--- start Passage given ---

I started off as a trainee in a typeshop (1978), using CCI front end computers, the disks were these big deep dish pizza shaped thingies. Fonts, initially, were on these strips shaped like the negatives you get from a film camera, then they were on 5-1/4" floppies that were loaded into the VIP typesetters (it's been a while, so I might not have accurately called out the name), anything above about 24 point type was set on the typositor machine. Mechanicals were stripped together (initially) with wax machines as the adhesive base. Then the miracle of film stripping came along. LOL. But we could still only image things up to 12" wide, so anything that needed to be wider than that needed to be set so that the overlap would butt correctly for the strippers. I actually miss the H&J numbers that the CCI and later Magna code would display so you could check the accuracy of your positioning.

--- end Passage given ---
--- start Data ---

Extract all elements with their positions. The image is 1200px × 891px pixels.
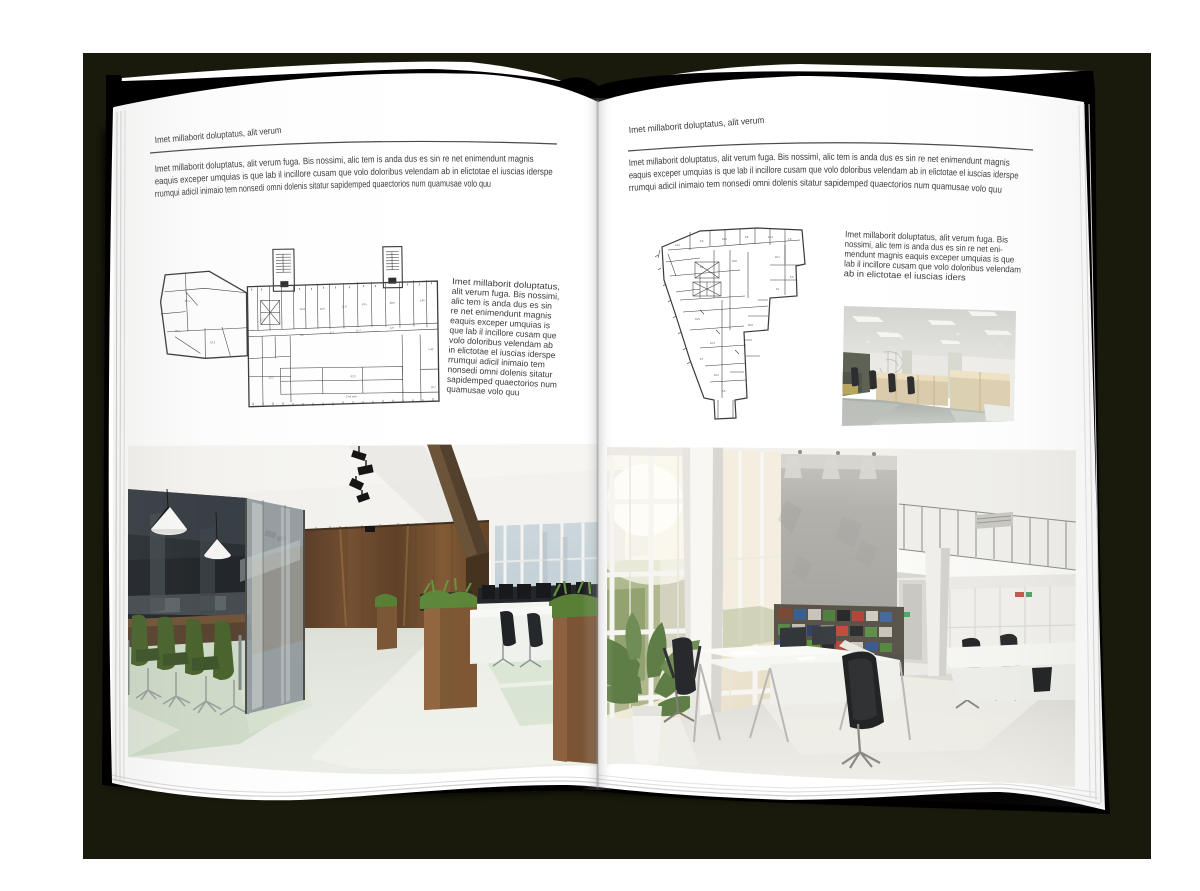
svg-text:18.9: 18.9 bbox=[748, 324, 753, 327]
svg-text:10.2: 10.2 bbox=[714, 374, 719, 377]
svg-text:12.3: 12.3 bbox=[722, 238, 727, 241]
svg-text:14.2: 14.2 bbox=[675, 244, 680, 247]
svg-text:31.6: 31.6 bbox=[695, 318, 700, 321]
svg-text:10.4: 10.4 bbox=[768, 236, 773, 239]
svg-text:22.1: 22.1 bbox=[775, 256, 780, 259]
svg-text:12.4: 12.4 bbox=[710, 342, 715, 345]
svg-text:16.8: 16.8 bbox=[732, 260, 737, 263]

--- end Data ---
--- start Data ---

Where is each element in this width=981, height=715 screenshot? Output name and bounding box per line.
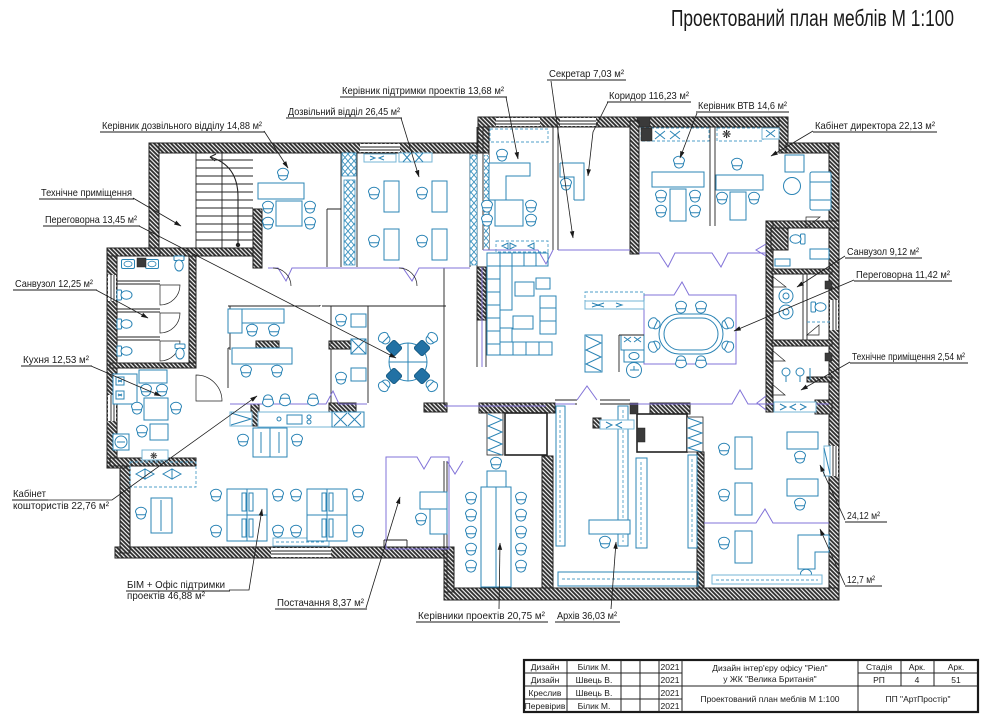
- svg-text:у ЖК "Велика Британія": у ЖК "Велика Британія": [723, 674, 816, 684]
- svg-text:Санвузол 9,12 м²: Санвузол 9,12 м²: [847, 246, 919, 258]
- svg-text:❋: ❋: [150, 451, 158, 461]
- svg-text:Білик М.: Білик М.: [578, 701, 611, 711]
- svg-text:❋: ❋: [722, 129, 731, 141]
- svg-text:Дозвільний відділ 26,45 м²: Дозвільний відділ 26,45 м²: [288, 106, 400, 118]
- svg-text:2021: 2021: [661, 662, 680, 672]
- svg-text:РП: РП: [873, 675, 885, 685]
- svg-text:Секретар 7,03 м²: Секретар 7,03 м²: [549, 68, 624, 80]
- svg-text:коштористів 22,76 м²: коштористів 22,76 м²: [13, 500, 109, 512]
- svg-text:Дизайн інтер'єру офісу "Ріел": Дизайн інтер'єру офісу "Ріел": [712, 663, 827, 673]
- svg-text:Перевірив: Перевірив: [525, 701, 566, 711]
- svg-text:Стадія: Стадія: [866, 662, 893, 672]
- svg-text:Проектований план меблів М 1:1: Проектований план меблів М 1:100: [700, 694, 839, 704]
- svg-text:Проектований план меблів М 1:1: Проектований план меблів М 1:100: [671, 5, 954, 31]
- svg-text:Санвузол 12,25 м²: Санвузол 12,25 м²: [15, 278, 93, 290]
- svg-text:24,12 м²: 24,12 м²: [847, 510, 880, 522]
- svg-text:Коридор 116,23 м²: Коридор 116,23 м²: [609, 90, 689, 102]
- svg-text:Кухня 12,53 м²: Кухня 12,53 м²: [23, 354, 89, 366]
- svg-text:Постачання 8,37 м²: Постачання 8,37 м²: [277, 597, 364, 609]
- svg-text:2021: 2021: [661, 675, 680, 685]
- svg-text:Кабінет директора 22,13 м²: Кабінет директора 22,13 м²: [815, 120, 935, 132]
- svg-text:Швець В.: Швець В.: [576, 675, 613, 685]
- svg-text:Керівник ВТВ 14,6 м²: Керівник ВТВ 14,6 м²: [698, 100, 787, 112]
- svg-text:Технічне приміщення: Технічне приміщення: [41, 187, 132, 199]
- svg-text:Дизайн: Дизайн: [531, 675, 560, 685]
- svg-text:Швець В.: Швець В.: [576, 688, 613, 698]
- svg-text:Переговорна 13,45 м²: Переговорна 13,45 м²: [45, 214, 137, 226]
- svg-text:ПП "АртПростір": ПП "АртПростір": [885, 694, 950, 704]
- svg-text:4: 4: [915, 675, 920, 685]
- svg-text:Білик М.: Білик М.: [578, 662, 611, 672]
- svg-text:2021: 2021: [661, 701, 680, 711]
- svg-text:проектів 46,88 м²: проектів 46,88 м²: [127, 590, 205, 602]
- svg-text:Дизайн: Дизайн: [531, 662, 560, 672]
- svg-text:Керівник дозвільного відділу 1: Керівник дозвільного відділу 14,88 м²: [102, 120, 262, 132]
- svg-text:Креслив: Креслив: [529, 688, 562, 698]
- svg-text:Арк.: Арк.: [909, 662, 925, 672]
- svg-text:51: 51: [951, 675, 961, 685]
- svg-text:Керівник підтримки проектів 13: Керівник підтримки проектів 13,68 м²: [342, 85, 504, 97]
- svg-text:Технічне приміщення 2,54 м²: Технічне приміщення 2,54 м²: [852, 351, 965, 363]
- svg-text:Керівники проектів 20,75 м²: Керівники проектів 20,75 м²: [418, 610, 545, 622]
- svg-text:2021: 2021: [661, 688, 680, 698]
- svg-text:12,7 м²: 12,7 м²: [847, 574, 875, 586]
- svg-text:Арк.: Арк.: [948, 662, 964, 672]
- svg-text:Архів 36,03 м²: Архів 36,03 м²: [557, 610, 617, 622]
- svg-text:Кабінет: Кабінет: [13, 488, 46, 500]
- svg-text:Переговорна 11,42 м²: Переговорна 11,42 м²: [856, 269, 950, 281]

--- end Data ---

# [What this exercise asks]
a. Transcribe every line of the rows, starting at the one containing "svg-text:18.9: 18.9 bbox=[748, 324, 753, 327]" and running down to the one containing "svg-text:12.4: 12.4 bbox=[710, 342, 715, 345]", with both of those lines included.
b. Pick up the typesetting recollection after its final sentence and carry it further.
The rows and the typesetting recollection have nothing to do with each other.

# [Solved problems]
a.
svg-text:18.9: 18.9 bbox=[748, 324, 753, 327]
svg-text:10.2: 10.2 bbox=[714, 374, 719, 377]
svg-text:12.3: 12.3 bbox=[722, 238, 727, 241]
svg-text:14.2: 14.2 bbox=[675, 244, 680, 247]
svg-text:31.6: 31.6 bbox=[695, 318, 700, 321]
svg-text:10.4: 10.4 bbox=[768, 236, 773, 239]
svg-text:22.1: 22.1 bbox=[775, 256, 780, 259]
svg-text:12.4: 12.4 bbox=[710, 342, 715, 345]

b.
Now I'm doing all this stuff on a Mac. It's opened up my skill set beyond belief, but I've been out of the real pre-press world for close to ten years. Up until that time, I was on a Mac, but we had AGFA image setters, doing Postscript, I even learned some Postscript code to do in-position rotations and such (pre-Mac production days), etc.
I do work in an ad agency now, as opposed to a pre-press shop (>>>covering head from hail of curses raining down), and I like to keep up with everything, but I find that being out of that world on a full time basis, there are a lot of things I just don't know anymore. I rely on forums like these to keep me in the loop, as well as the vendors we use at the agency I work for.
One little peeve I have, but I think this is because I strive for trouble free files, is when a vendor just corrects something for me and doesn't tell me that they did. I hate not knowing that there was something I could have done better, or should I say, more perfectly.
I always call a print vendor when I'm not sure about whether what I'm going to send them will work. Especially, right now, anyway, with InDesign, which we finally got going at the agency, and so I'm sending more files that way.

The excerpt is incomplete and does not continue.